*What is expected:*
Locate each line below that includes "JSON" and reproduce it.

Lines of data
================
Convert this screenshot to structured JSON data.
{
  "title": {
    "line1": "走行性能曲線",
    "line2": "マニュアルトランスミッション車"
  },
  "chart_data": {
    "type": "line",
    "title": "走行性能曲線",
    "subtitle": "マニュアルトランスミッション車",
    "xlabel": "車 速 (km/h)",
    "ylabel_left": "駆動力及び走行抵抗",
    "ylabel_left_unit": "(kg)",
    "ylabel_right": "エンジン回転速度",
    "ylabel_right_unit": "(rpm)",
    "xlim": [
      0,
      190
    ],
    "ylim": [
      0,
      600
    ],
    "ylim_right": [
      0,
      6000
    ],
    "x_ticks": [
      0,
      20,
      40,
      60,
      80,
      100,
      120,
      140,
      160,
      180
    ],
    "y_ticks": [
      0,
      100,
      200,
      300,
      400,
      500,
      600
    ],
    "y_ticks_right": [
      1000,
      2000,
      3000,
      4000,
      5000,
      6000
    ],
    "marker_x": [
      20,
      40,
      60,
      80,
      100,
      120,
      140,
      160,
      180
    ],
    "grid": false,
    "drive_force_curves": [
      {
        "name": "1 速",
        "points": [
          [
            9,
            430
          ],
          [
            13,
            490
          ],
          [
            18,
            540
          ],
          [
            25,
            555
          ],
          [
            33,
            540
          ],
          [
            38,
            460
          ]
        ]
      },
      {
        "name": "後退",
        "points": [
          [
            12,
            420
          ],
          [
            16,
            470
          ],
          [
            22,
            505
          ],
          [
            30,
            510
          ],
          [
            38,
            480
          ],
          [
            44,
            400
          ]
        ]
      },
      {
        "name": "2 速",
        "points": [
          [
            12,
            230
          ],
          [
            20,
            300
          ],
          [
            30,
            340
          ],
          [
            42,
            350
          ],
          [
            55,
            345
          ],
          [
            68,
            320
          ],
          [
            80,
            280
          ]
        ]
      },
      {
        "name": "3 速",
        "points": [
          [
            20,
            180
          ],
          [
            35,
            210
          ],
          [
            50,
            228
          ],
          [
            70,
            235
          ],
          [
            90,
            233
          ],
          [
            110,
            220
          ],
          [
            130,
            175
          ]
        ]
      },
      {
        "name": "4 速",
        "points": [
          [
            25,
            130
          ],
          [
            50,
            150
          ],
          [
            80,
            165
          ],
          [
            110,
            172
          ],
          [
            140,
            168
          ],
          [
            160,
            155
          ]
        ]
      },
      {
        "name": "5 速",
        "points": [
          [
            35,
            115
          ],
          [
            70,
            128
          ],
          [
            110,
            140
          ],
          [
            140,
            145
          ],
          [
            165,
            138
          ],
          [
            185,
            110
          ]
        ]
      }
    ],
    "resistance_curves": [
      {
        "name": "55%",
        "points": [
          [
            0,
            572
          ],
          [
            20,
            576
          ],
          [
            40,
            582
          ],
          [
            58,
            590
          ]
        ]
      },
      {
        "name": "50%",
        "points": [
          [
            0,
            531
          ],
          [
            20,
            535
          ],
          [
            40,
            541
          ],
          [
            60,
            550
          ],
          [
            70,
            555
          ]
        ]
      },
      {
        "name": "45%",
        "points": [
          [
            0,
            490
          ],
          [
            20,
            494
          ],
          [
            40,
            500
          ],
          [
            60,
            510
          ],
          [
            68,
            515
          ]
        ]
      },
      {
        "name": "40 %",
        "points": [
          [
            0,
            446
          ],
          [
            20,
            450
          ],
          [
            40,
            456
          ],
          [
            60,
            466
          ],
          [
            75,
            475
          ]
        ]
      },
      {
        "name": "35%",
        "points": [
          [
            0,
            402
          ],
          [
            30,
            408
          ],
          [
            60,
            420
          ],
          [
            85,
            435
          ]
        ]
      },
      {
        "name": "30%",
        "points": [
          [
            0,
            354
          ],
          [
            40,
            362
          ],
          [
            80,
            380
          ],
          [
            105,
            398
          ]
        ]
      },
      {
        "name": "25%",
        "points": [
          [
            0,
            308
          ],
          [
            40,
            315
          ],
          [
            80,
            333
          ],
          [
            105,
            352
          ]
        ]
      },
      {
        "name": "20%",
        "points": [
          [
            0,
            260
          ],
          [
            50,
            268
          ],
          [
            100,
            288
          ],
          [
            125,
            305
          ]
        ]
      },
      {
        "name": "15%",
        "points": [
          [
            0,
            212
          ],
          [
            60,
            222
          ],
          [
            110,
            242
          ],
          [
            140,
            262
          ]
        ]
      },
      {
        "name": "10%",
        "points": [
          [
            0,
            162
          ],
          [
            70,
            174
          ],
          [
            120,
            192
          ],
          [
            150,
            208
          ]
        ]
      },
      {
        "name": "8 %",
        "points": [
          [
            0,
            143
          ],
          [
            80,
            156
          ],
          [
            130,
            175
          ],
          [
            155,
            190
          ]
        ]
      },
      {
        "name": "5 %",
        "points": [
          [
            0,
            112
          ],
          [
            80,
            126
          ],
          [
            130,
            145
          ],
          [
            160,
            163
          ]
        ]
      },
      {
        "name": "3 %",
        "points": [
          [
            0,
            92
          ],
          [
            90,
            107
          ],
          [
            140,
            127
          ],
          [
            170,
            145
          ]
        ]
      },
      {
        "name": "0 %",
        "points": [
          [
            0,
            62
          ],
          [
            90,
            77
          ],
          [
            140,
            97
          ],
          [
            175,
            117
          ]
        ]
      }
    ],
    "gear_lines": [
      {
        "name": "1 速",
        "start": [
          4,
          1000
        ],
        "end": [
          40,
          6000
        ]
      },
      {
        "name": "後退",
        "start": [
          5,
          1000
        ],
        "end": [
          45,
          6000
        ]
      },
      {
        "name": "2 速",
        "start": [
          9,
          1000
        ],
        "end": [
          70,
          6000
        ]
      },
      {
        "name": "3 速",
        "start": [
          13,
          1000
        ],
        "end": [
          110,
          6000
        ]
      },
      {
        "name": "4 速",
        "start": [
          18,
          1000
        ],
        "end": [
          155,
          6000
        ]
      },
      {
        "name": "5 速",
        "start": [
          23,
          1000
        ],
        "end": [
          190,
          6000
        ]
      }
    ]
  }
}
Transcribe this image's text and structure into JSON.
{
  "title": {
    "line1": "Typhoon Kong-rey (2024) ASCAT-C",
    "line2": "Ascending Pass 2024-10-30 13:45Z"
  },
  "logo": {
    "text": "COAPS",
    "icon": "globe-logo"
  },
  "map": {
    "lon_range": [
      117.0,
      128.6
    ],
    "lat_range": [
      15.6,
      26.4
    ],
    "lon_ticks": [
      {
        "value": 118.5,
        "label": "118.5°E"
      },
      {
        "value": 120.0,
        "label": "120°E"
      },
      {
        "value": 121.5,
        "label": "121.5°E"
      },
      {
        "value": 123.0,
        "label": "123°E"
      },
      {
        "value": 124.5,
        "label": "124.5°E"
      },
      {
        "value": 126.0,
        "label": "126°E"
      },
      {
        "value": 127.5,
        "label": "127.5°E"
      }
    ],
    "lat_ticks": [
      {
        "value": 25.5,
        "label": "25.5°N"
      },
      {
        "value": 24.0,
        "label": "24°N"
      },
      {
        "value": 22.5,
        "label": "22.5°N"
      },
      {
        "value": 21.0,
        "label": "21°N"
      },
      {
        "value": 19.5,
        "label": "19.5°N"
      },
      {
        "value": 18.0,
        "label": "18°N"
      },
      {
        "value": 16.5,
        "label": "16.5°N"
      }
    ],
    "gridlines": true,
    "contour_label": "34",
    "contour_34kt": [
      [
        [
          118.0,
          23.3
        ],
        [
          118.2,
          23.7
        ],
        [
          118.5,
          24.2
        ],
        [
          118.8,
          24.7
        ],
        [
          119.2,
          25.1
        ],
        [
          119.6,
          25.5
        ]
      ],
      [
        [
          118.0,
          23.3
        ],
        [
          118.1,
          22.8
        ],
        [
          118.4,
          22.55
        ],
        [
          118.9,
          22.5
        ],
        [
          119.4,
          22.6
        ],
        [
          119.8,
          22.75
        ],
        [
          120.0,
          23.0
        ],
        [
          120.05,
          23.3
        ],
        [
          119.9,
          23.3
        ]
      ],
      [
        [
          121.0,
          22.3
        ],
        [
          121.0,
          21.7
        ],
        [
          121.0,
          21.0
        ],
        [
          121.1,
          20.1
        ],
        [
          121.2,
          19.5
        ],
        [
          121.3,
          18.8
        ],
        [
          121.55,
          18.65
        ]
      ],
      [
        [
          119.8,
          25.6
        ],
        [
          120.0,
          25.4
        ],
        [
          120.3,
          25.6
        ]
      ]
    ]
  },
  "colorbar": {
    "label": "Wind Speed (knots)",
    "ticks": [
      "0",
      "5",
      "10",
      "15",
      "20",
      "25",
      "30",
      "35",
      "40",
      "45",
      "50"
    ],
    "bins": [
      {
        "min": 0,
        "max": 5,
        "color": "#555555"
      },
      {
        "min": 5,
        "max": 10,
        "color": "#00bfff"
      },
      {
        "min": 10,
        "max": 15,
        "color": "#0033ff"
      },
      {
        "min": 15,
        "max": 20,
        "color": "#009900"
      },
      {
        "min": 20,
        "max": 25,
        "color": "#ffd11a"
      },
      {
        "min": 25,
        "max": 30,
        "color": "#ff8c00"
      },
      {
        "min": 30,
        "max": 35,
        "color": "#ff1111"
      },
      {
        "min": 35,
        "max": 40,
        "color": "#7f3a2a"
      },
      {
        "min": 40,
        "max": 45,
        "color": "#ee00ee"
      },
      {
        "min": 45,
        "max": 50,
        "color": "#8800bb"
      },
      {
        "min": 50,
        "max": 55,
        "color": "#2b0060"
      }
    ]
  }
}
================
*Output of the exercise:*
Convert this screenshot to structured JSON data.
Transcribe this image's text and structure into JSON.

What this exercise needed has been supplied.